## Document passage
□ □ □

The purpose of this Circular is to explain the background to and rationale for the Transaction and the actions required to be taken in order for it to be implemented, as well as to convene the two General Meetings that are required to implement the Transaction, notices of which are set out at the end of this Circular. Further details of the Resolutions to be proposed at the General Meetings are set out below. The expected timetable associated with the Transaction is provided on pages 4 and 5 of this document.

The Board, which has been so advised by Investec, considers the Transaction to be in the best interests of Shareholders as a whole and recommends that Shareholders vote at the General Meetings in favour of the Resolutions required to implement the Transaction. In providing advice to the Board, Investec has relied on the Board's commercial assessment of the Transaction.

Background to and rationale for the Transaction

The Board believes that the Transaction will enable those Shareholders rolling over into JMI to benefit from, among other things, continued exposure to a UK long-only equity strategy delivered by one of the leading managers of closed-ended investment vehicles in the UK, and also the greater economies of scale that are expected to result from the enlarged asset base, including cost efficiencies and greater liquidity in the JMI Shares.

□ □ □

## Stored data
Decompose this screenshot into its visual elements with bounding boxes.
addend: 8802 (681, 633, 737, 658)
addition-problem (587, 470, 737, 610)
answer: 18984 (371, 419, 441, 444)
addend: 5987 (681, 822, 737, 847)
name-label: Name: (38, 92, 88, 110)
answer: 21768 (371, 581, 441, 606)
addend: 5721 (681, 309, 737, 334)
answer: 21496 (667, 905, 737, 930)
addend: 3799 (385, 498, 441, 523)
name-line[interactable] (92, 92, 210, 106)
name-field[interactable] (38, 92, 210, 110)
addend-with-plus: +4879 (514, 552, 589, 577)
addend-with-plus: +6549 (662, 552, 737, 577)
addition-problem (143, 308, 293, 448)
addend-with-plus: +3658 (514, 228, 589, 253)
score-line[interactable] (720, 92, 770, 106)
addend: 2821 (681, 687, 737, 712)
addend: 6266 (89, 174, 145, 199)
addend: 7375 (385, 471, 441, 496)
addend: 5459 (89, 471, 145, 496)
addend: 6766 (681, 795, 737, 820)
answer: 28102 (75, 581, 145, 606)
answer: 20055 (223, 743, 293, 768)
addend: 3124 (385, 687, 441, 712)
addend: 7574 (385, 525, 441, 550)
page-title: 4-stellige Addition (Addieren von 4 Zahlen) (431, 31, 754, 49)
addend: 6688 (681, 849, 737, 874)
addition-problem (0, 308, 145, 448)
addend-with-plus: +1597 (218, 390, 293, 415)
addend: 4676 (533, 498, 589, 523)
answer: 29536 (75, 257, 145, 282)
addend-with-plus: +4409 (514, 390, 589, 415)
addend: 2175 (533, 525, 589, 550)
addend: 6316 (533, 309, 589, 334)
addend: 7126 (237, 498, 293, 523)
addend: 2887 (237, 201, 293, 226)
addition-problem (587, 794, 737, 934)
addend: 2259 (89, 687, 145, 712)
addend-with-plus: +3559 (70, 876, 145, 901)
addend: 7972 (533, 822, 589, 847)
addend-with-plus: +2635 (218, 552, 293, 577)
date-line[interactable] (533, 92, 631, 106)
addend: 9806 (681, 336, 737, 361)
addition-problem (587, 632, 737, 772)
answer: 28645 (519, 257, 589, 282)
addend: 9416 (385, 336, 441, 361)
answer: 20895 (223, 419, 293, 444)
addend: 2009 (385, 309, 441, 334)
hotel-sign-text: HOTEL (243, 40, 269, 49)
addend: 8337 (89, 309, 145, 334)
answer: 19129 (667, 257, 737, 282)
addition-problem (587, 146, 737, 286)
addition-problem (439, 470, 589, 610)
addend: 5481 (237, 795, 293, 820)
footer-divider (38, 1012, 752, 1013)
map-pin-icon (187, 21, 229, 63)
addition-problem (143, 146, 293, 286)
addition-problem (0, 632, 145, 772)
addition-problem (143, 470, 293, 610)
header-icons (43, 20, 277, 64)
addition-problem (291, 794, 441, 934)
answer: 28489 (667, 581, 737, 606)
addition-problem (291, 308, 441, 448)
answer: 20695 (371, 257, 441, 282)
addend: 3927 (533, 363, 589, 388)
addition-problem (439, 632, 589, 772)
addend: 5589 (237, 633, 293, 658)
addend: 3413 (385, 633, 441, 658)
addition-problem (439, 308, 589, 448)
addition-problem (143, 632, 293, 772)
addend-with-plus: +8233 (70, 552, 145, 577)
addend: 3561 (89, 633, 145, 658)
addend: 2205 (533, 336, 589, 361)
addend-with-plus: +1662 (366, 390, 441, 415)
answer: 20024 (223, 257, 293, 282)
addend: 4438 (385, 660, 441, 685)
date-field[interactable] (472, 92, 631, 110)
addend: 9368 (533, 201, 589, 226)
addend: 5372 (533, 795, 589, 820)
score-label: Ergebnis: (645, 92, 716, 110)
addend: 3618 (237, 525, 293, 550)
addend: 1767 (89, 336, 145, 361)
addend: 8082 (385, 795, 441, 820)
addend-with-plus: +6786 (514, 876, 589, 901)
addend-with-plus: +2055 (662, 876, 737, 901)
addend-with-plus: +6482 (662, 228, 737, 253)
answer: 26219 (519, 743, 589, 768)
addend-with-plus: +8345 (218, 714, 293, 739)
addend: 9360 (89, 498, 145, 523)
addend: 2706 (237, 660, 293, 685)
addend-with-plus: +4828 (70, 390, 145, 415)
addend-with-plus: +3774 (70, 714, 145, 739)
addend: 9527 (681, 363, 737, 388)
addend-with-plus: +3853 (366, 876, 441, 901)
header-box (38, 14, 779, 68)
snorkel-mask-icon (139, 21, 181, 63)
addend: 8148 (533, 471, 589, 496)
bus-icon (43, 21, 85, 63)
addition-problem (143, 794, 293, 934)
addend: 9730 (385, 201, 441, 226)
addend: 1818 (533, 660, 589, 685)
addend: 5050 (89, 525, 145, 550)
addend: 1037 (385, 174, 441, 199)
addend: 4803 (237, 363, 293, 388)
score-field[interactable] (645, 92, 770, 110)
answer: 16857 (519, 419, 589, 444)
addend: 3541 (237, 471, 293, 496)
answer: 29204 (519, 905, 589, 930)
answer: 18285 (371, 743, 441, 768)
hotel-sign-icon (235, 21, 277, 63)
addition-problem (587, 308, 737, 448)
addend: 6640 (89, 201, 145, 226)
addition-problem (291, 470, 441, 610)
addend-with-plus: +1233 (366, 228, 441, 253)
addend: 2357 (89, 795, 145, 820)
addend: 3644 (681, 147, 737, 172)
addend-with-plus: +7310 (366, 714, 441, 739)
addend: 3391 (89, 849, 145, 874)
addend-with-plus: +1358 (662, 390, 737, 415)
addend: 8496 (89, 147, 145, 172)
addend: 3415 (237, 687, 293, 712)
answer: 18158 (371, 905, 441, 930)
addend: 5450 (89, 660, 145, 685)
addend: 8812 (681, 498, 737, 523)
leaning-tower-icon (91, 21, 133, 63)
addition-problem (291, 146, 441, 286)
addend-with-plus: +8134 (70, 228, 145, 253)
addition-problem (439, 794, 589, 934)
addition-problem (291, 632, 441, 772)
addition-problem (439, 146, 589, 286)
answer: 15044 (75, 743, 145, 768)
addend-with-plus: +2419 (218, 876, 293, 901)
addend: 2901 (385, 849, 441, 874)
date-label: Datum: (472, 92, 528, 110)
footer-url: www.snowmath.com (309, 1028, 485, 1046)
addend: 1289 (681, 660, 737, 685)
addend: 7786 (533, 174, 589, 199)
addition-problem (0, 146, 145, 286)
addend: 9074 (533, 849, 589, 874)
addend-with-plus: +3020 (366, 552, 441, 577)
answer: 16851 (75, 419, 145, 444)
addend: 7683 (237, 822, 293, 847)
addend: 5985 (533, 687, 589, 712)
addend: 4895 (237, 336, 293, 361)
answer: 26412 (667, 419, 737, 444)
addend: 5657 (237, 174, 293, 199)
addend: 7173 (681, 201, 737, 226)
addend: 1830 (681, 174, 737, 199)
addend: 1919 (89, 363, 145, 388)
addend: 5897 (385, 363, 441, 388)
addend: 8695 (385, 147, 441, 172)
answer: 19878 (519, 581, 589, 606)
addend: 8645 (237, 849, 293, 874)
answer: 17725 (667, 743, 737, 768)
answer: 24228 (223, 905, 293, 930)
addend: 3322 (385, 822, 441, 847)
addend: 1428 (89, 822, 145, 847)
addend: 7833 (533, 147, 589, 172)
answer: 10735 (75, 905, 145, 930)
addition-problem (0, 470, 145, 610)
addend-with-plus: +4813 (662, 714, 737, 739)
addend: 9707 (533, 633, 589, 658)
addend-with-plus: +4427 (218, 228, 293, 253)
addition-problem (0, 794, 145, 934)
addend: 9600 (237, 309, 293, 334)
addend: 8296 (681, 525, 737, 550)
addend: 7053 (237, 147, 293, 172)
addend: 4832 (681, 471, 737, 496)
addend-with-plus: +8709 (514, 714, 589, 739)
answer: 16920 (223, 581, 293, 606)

□ □ □

Using the circular text about the Transaction, answer the following:
(a) On which pages of the document is the expected timetable for the Transaction given?
(b) In advising the Board, whose commercial assessment of the Transaction did Investec rely on?
(c) What kind of equity strategy will Shareholders rolling over into JMI keep exposure to?

(a) Pages 4 and 5.
(b) The Board's.
(c) A UK long-only equity strategy.